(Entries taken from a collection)

==*==

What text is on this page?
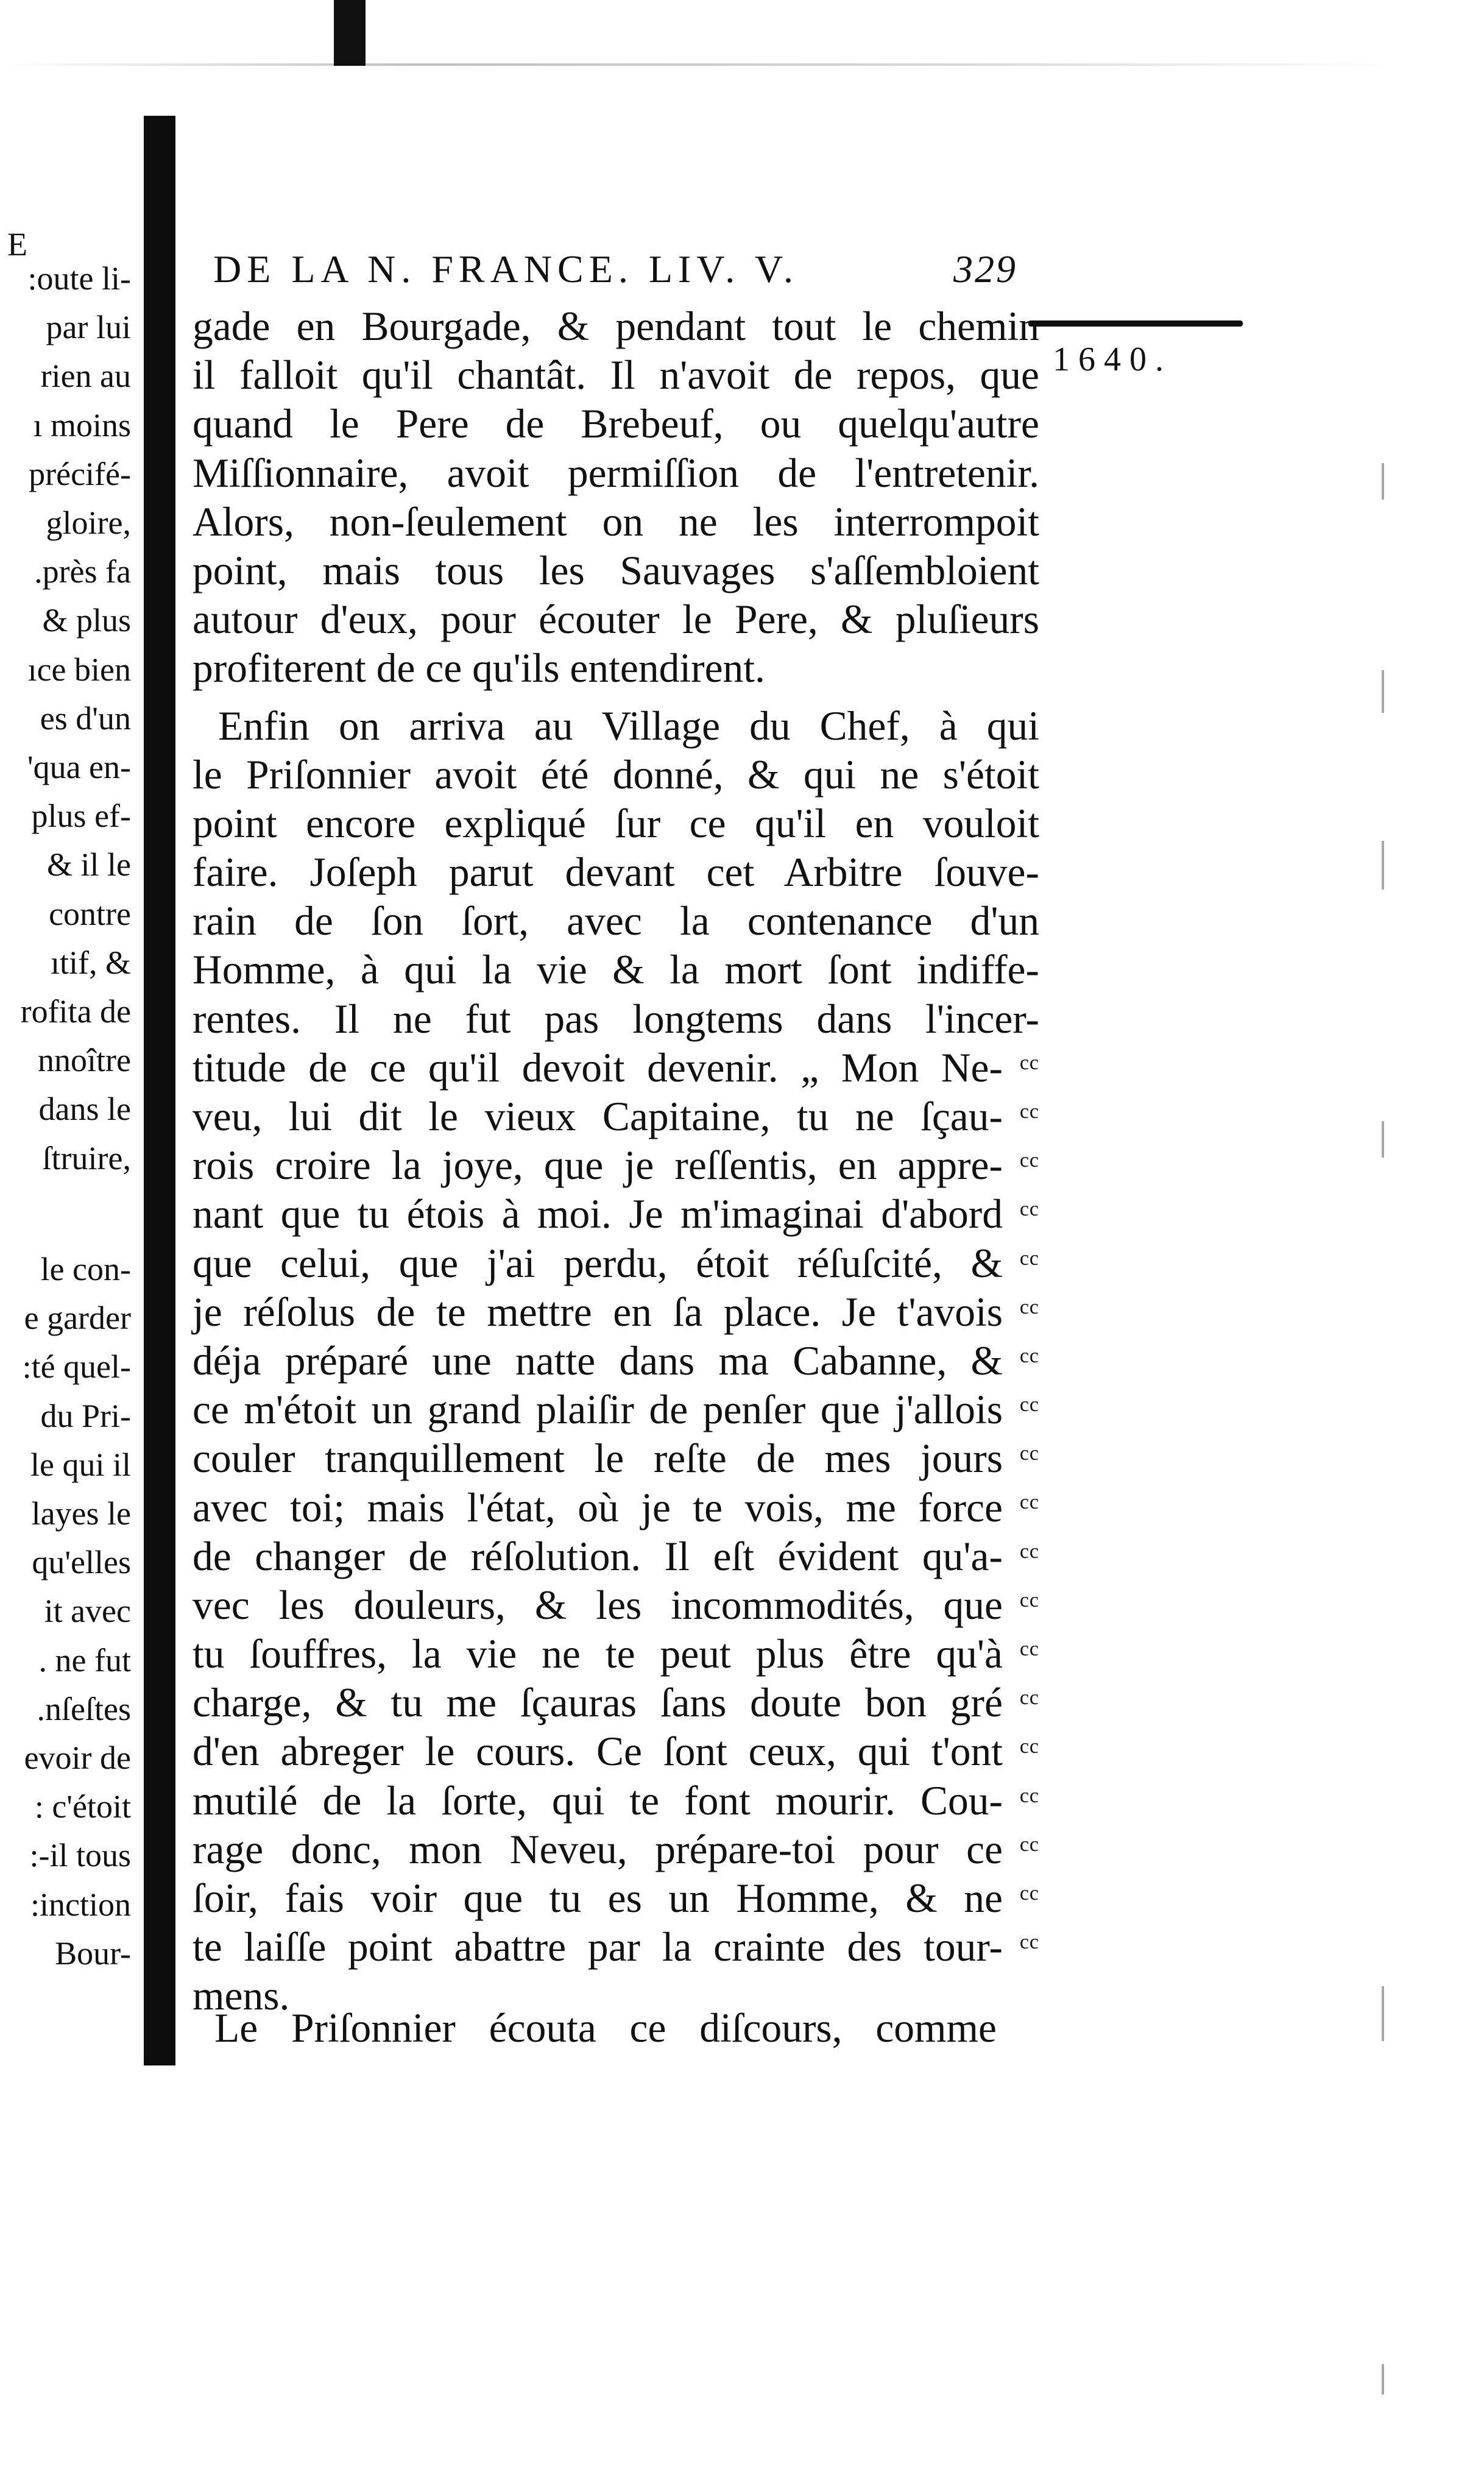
E
:oute li-
par lui
rien au
ı moins
précifé-
gloire,
.près fa
& plus
ıce bien
es d'un
'qua en-
plus ef-
& il le
contre
ıtif, &
rofita de
nnoître
dans le
ſtruire,
le con-
e garder
:té quel-
du Pri-
le qui il
layes le
qu'elles
it avec
. ne fut
.nſeſtes
evoir de
: c'étoit
:-il tous
:inction
Bour-
DE LA N. FRANCE. LIV. V.	329
1640.
gade en Bourgade, & pendant tout le chemin
il falloit qu'il chantât. Il n'avoit de repos, que
quand le Pere de Brebeuf, ou quelqu'autre
Miſſionnaire, avoit permiſſion de l'entretenir.
Alors, non-ſeulement on ne les interrompoit
point, mais tous les Sauvages s'aſſembloient
autour d'eux, pour écouter le Pere, & pluſieurs
profiterent de ce qu'ils entendirent.
Enfin on arriva au Village du Chef, à qui
le Priſonnier avoit été donné, & qui ne s'étoit
point encore expliqué ſur ce qu'il en vouloit
faire. Joſeph parut devant cet Arbitre ſouve-
rain de ſon ſort, avec la contenance d'un
Homme, à qui la vie & la mort ſont indiffe-
rentes. Il ne fut pas longtems dans l'incer-
titude de ce qu'il devoit devenir. „ Mon Ne- cc
veu, lui dit le vieux Capitaine, tu ne ſçau- cc
rois croire la joye, que je reſſentis, en appre- cc
nant que tu étois à moi. Je m'imaginai d'abord cc
que celui, que j'ai perdu, étoit réſuſcité, & cc
je réſolus de te mettre en ſa place. Je t'avois cc
déja préparé une natte dans ma Cabanne, & cc
ce m'étoit un grand plaiſir de penſer que j'allois cc
couler tranquillement le reſte de mes jours cc
avec toi; mais l'état, où je te vois, me force cc
de changer de réſolution. Il eſt évident qu'a- cc
vec les douleurs, & les incommodités, que cc
tu ſouffres, la vie ne te peut plus être qu'à cc
charge, & tu me ſçauras ſans doute bon gré cc
d'en abreger le cours. Ce ſont ceux, qui t'ont cc
mutilé de la ſorte, qui te font mourir. Cou- cc
rage donc, mon Neveu, prépare-toi pour ce cc
ſoir, fais voir que tu es un Homme, & ne cc
te laiſſe point abattre par la crainte des tour- cc
mens.
Le Priſonnier écouta ce diſcours, comme
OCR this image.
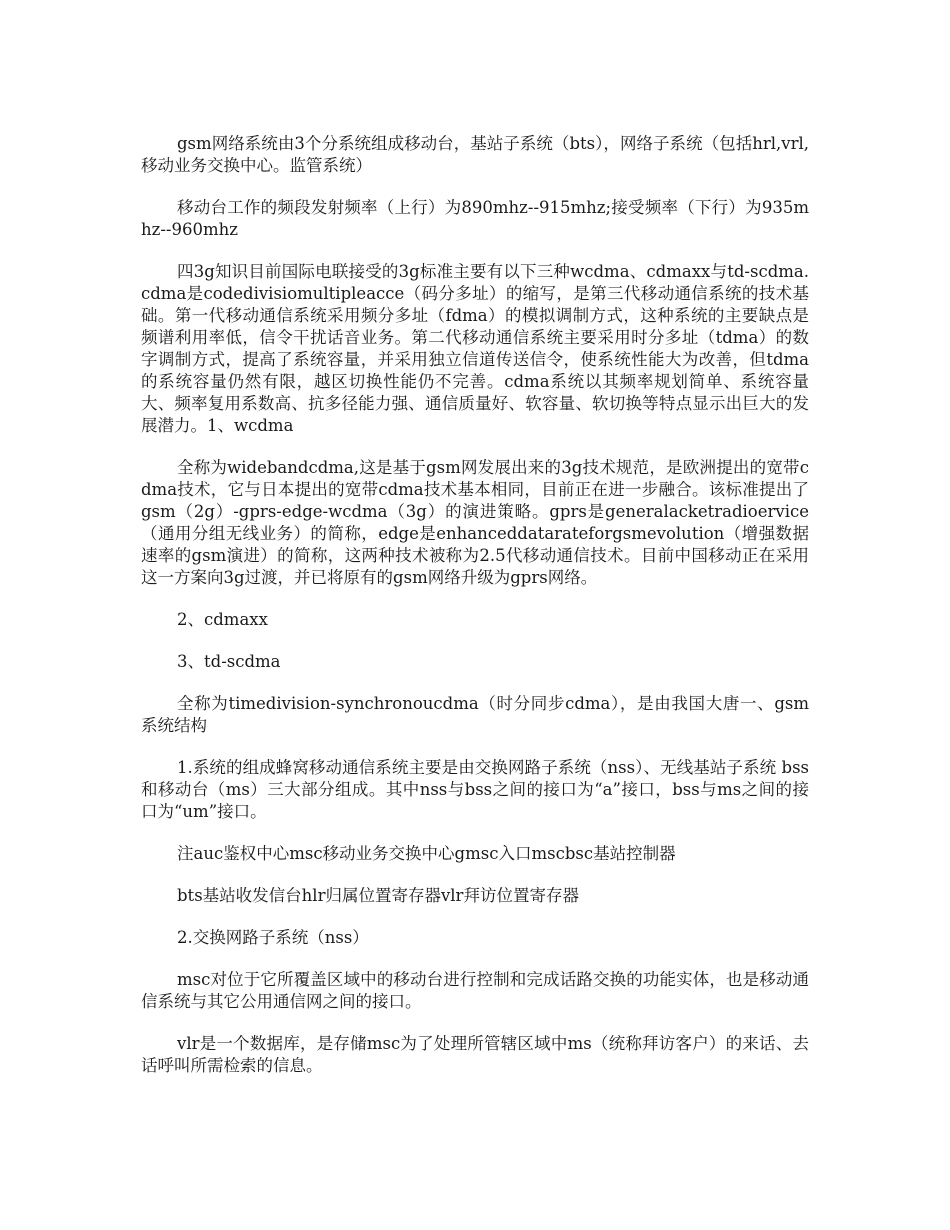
gsm网络系统由3个分系统组成移动台，基站子系统（bts），网络子系统（包括hrl,vrl,移动业务交换中心。监管系统）

移动台工作的频段发射频率（上行）为890mhz--915mhz;接受频率（下行）为935mhz--960mhz

四3g知识目前国际电联接受的3g标准主要有以下三种wcdma、cdmaxx与td-scdma.cdma是codedivisiomultipleacce（码分多址）的缩写，是第三代移动通信系统的技术基础。第一代移动通信系统采用频分多址（fdma）的模拟调制方式，这种系统的主要缺点是频谱利用率低，信令干扰话音业务。第二代移动通信系统主要采用时分多址（tdma）的数字调制方式，提高了系统容量，并采用独立信道传送信令，使系统性能大为改善，但tdma的系统容量仍然有限，越区切换性能仍不完善。cdma系统以其频率规划简单、系统容量大、频率复用系数高、抗多径能力强、通信质量好、软容量、软切换等特点显示出巨大的发展潜力。1、wcdma

全称为widebandcdma,这是基于gsm网发展出来的3g技术规范，是欧洲提出的宽带cdma技术，它与日本提出的宽带cdma技术基本相同，目前正在进一步融合。该标准提出了gsm（2g）-gprs-edge-wcdma（3g）的演进策略。gprs是generalacketradioervice（通用分组无线业务）的简称，edge是enhanceddatarateforgsmevolution（增强数据速率的gsm演进）的简称，这两种技术被称为2.5代移动通信技术。目前中国移动正在采用这一方案向3g过渡，并已将原有的gsm网络升级为gprs网络。

2、cdmaxx

3、td-scdma

全称为timedivision-synchronoucdma（时分同步cdma），是由我国大唐一、gsm系统结构

1.系统的组成蜂窝移动通信系统主要是由交换网路子系统（nss）、无线基站子系统 bss和移动台（ms）三大部分组成。其中nss与bss之间的接口为“a”接口，bss与ms之间的接口为“um”接口。

注auc鉴权中心msc移动业务交换中心gmsc入口mscbsc基站控制器

bts基站收发信台hlr归属位置寄存器vlr拜访位置寄存器

2.交换网路子系统（nss）

msc对位于它所覆盖区域中的移动台进行控制和完成话路交换的功能实体，也是移动通信系统与其它公用通信网之间的接口。

vlr是一个数据库，是存储msc为了处理所管辖区域中ms（统称拜访客户）的来话、去话呼叫所需检索的信息。
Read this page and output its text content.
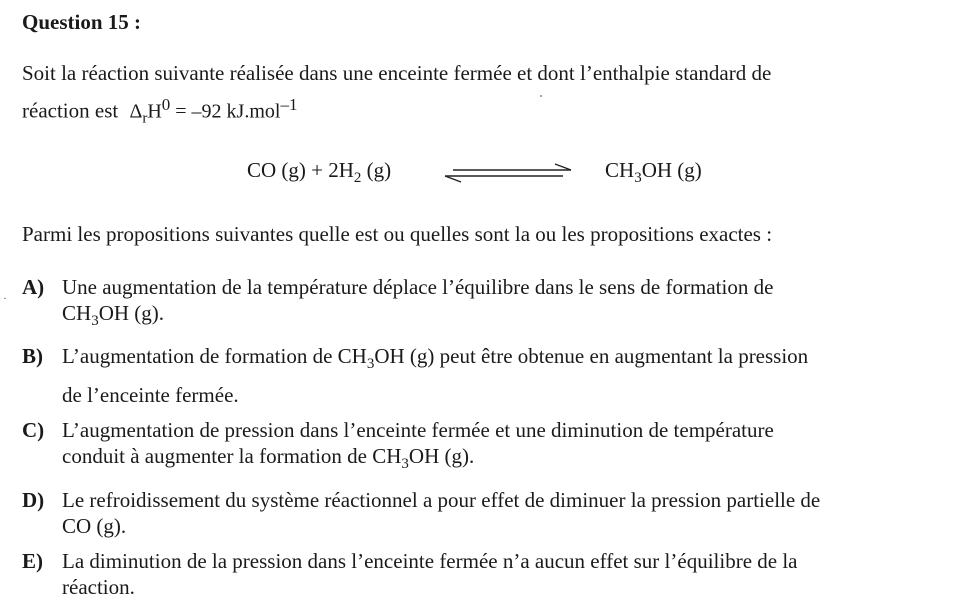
Question 15 :
Soit la réaction suivante réalisée dans une enceinte fermée et dont l’enthalpie standard de
réaction est $\Delta_rH^0 = -92$ kJ.mol$^{-1}$
CO $(g) + 2H_2$ (g)	$CH_3OH$ (g)
Parmi les propositions suivantes quelle est ou quelles sont la ou les propositions exactes :
· A) Une augmentation de la température déplace l’équilibre dans le sens de formation de
$CH_3OH$ (g).
B) L’augmentation de formation de $CH_3OH$ (g) peut être obtenue en augmentant la pression
de l’enceinte fermée.
C) L’augmentation de pression dans l’enceinte fermée et une diminution de température
conduit à augmenter la formation de $CH_3OH$ (g).
D) Le refroidissement du système réactionnel a pour effet de diminuer la pression partielle de
CO (g).
E) La diminution de la pression dans l’enceinte fermée n’a aucun effet sur l’équilibre de la
réaction.
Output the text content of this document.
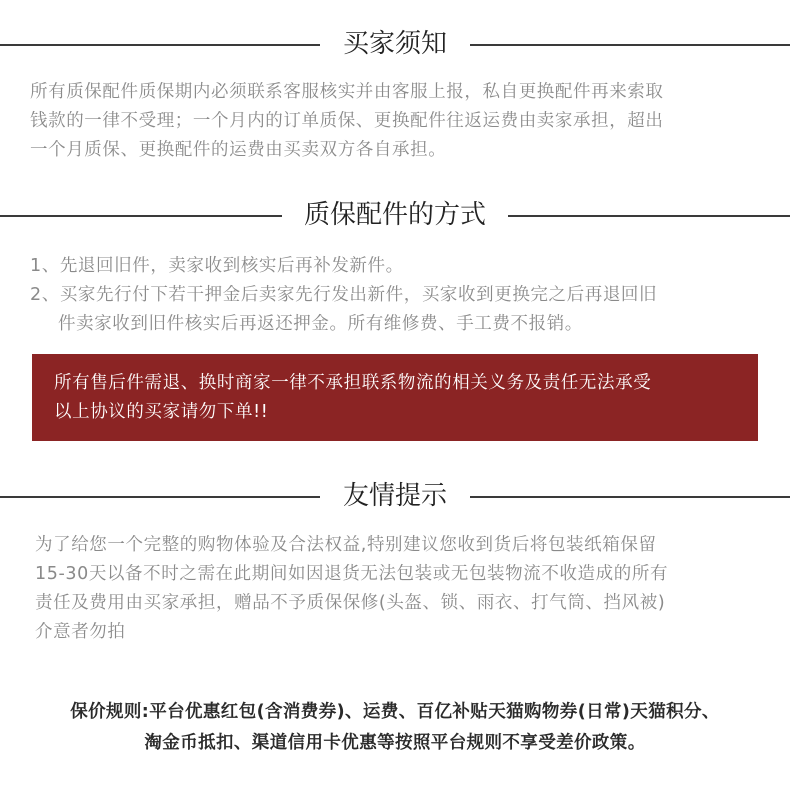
买家须知
所有质保配件质保期内必须联系客服核实并由客服上报，私自更换配件再来索取
钱款的一律不受理；一个月内的订单质保、更换配件往返运费由卖家承担，超出
一个月质保、更换配件的运费由买卖双方各自承担。
质保配件的方式
1、先退回旧件，卖家收到核实后再补发新件。
2、买家先行付下若干押金后卖家先行发出新件，买家收到更换完之后再退回旧
件卖家收到旧件核实后再返还押金。所有维修费、手工费不报销。
所有售后件需退、换时商家一律不承担联系物流的相关义务及责任无法承受
以上协议的买家请勿下单!!
友情提示
为了给您一个完整的购物体验及合法权益,特别建议您收到货后将包装纸箱保留
15-30天以备不时之需在此期间如因退货无法包装或无包装物流不收造成的所有
责任及费用由买家承担，赠品不予质保保修(头盔、锁、雨衣、打气筒、挡风被)
介意者勿拍
保价规则:平台优惠红包(含消费券)、运费、百亿补贴天猫购物券(日常)天猫积分、
淘金币抵扣、渠道信用卡优惠等按照平台规则不享受差价政策。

==*==

Retype exactly, please, the span from the line holding "Read this page and output its text content." through the closing line of the data, both ends included, without the pictures.

- [Task result]:
Read this page and output its text content.
Question 15 :
Soit la réaction suivante réalisée dans une enceinte fermée et dont l’enthalpie standard de
réaction est $\Delta_rH^0 = -92$ kJ.mol$^{-1}$
CO $(g) + 2H_2$ (g)	$CH_3OH$ (g)
Parmi les propositions suivantes quelle est ou quelles sont la ou les propositions exactes :
· A) Une augmentation de la température déplace l’équilibre dans le sens de formation de
$CH_3OH$ (g).
B) L’augmentation de formation de $CH_3OH$ (g) peut être obtenue en augmentant la pression
de l’enceinte fermée.
C) L’augmentation de pression dans l’enceinte fermée et une diminution de température
conduit à augmenter la formation de $CH_3OH$ (g).
D) Le refroidissement du système réactionnel a pour effet de diminuer la pression partielle de
CO (g).
E) La diminution de la pression dans l’enceinte fermée n’a aucun effet sur l’équilibre de la
réaction.
Output the text content of this document.
买家须知
所有质保配件质保期内必须联系客服核实并由客服上报，私自更换配件再来索取
钱款的一律不受理；一个月内的订单质保、更换配件往返运费由卖家承担，超出
一个月质保、更换配件的运费由买卖双方各自承担。
质保配件的方式
1、先退回旧件，卖家收到核实后再补发新件。
2、买家先行付下若干押金后卖家先行发出新件，买家收到更换完之后再退回旧
件卖家收到旧件核实后再返还押金。所有维修费、手工费不报销。
所有售后件需退、换时商家一律不承担联系物流的相关义务及责任无法承受
以上协议的买家请勿下单!!
友情提示
为了给您一个完整的购物体验及合法权益,特别建议您收到货后将包装纸箱保留
15-30天以备不时之需在此期间如因退货无法包装或无包装物流不收造成的所有
责任及费用由买家承担，赠品不予质保保修(头盔、锁、雨衣、打气筒、挡风被)
介意者勿拍
保价规则:平台优惠红包(含消费券)、运费、百亿补贴天猫购物券(日常)天猫积分、
淘金币抵扣、渠道信用卡优惠等按照平台规则不享受差价政策。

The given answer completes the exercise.